-- start of RAW DATA --

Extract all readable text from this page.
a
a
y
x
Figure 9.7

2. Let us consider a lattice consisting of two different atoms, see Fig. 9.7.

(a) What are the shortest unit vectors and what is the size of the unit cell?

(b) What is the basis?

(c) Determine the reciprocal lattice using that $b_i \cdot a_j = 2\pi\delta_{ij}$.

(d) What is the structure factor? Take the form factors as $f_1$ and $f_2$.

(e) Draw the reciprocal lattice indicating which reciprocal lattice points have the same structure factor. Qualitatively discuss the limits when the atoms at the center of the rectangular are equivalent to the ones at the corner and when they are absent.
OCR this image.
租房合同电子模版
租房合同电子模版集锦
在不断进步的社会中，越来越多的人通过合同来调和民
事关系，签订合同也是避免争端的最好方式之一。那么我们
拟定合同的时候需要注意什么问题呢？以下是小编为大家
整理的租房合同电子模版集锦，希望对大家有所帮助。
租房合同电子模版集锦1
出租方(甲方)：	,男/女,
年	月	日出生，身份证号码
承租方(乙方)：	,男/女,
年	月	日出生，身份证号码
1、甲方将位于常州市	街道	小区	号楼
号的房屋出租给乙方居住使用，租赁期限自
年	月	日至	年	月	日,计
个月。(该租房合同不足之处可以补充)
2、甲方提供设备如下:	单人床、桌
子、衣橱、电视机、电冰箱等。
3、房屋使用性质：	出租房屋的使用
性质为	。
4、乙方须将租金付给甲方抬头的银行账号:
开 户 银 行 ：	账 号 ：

-- end of RAW DATA --
-- start of RAW DATA --

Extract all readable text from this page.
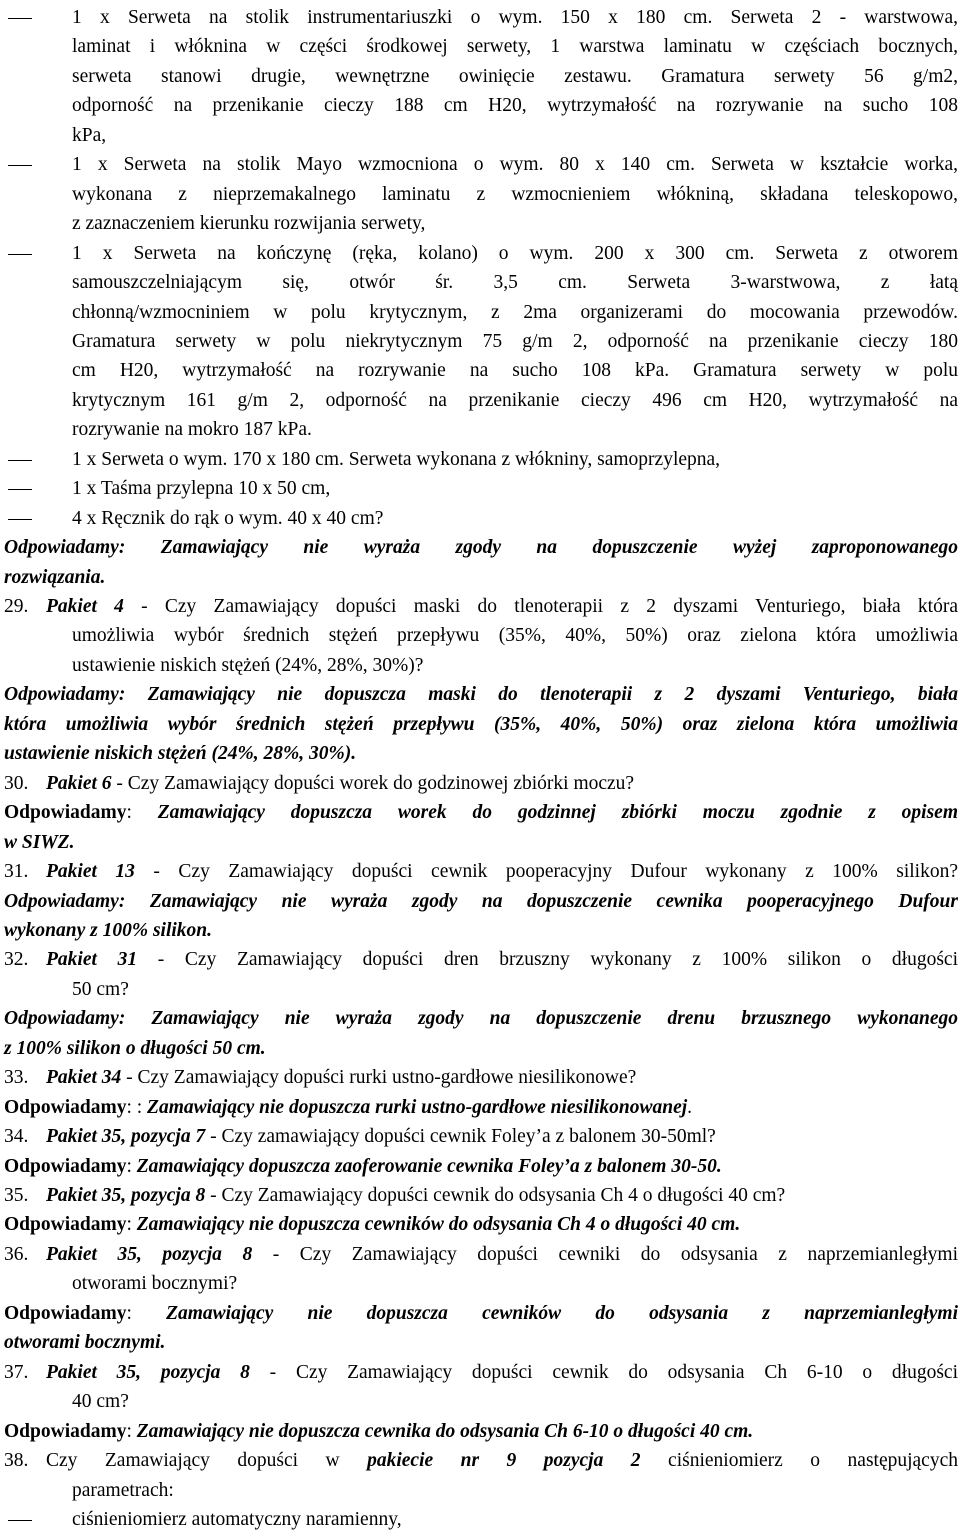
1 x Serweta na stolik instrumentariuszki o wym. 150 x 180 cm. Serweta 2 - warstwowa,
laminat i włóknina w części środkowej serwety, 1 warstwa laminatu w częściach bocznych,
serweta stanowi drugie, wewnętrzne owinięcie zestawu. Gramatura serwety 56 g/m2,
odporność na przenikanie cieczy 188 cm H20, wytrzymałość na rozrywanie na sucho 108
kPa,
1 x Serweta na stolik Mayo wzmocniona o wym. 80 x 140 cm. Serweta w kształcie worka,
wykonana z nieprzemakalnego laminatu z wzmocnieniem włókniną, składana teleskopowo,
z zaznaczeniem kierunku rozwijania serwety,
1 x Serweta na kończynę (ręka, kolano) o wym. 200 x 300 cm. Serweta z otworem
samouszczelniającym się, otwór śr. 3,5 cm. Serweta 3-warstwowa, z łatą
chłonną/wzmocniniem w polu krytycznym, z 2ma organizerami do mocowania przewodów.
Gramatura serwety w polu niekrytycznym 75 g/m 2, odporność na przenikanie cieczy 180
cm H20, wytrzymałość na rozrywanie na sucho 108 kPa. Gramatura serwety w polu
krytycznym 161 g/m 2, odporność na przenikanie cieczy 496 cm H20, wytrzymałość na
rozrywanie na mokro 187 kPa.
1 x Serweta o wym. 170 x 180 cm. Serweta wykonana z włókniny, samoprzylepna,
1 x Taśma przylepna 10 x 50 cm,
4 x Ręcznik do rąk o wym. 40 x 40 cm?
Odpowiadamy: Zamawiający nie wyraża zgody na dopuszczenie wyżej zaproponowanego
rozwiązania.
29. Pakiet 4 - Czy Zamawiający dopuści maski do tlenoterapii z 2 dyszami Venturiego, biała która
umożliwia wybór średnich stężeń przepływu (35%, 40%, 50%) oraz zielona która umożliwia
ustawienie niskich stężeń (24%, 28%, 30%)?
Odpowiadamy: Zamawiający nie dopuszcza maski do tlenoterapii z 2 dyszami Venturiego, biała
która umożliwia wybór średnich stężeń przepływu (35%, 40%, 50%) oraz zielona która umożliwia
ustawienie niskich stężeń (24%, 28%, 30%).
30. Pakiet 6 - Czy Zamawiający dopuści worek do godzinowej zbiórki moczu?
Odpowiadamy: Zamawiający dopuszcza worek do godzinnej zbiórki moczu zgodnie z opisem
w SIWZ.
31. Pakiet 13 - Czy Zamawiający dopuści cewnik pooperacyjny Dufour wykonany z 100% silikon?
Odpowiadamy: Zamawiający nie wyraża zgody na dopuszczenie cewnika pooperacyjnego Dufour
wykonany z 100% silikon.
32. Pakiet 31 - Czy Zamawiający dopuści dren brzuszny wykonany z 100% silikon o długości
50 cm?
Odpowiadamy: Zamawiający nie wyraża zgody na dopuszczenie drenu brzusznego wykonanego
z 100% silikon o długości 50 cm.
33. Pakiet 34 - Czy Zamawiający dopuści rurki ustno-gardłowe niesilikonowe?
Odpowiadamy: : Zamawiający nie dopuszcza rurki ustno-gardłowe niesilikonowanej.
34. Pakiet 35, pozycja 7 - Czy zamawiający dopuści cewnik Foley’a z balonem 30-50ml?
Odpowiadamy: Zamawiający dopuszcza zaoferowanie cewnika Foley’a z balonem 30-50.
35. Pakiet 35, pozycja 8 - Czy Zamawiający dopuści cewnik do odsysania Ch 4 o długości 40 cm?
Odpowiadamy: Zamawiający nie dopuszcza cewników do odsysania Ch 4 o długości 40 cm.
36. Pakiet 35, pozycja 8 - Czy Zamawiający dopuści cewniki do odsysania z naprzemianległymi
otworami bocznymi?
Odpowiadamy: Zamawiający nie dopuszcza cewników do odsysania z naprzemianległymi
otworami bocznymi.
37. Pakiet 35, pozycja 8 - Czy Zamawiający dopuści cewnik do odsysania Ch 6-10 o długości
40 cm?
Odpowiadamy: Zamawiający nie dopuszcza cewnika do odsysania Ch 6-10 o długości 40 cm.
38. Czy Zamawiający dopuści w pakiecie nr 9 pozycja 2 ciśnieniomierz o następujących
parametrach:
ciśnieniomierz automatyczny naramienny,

-- end of RAW DATA --
-- start of RAW DATA --

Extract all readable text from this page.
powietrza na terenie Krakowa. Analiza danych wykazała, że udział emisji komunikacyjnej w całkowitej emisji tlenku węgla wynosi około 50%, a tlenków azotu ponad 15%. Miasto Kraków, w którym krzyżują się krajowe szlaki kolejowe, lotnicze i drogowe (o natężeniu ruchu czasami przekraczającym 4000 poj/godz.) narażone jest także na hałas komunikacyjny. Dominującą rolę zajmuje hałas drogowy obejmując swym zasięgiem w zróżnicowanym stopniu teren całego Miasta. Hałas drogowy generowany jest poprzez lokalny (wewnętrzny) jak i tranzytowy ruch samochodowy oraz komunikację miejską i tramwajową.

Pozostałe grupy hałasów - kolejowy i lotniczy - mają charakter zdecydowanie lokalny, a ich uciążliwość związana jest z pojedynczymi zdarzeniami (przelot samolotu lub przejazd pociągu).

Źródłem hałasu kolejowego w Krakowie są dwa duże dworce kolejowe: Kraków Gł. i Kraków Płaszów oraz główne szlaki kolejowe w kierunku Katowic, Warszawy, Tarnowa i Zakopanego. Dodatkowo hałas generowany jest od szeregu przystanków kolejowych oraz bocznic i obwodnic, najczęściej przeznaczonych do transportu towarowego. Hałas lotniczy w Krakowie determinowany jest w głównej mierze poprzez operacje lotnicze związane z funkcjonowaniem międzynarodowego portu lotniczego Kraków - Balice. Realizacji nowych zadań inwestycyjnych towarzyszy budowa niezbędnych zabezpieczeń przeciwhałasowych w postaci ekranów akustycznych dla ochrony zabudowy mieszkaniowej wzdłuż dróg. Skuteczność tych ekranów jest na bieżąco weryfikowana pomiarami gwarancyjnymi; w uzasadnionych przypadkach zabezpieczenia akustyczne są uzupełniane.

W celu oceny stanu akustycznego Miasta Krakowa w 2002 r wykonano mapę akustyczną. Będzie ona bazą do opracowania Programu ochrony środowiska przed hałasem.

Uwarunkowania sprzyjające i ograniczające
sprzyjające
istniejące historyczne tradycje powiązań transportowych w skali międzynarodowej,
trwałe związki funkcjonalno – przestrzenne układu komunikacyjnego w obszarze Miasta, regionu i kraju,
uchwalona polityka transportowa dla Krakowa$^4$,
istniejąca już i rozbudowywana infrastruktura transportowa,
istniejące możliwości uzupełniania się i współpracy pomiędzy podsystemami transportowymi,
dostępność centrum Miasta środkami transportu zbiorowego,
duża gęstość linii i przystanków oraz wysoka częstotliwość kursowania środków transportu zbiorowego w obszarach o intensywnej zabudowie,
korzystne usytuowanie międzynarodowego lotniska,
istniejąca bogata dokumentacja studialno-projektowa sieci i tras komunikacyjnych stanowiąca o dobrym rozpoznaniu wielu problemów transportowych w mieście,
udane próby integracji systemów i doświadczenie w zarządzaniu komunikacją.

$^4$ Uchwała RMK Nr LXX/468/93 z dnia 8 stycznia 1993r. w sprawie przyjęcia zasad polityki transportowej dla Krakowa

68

-- end of RAW DATA --

> WHAT IS NEEDED: Which lines hold the string "Krakowa"? List them all.

> RESPONSE TO THIS EXERCISE:
powietrza na terenie Krakowa. Analiza danych wykazała, że udział emisji komunikacyjnej w całkowitej emisji tlenku węgla wynosi około 50%, a tlenków azotu ponad 15%. Miasto Kraków, w którym krzyżują się krajowe szlaki kolejowe, lotnicze i drogowe (o natężeniu ruchu czasami przekraczającym 4000 poj/godz.) narażone jest także na hałas komunikacyjny. Dominującą rolę zajmuje hałas drogowy obejmując swym zasięgiem w zróżnicowanym stopniu teren całego Miasta. Hałas drogowy generowany jest poprzez lokalny (wewnętrzny) jak i tranzytowy ruch samochodowy oraz komunikację miejską i tramwajową.
W celu oceny stanu akustycznego Miasta Krakowa w 2002 r wykonano mapę akustyczną. Będzie ona bazą do opracowania Programu ochrony środowiska przed hałasem.
uchwalona polityka transportowa dla Krakowa$^4$,
$^4$ Uchwała RMK Nr LXX/468/93 z dnia 8 stycznia 1993r. w sprawie przyjęcia zasad polityki transportowej dla Krakowa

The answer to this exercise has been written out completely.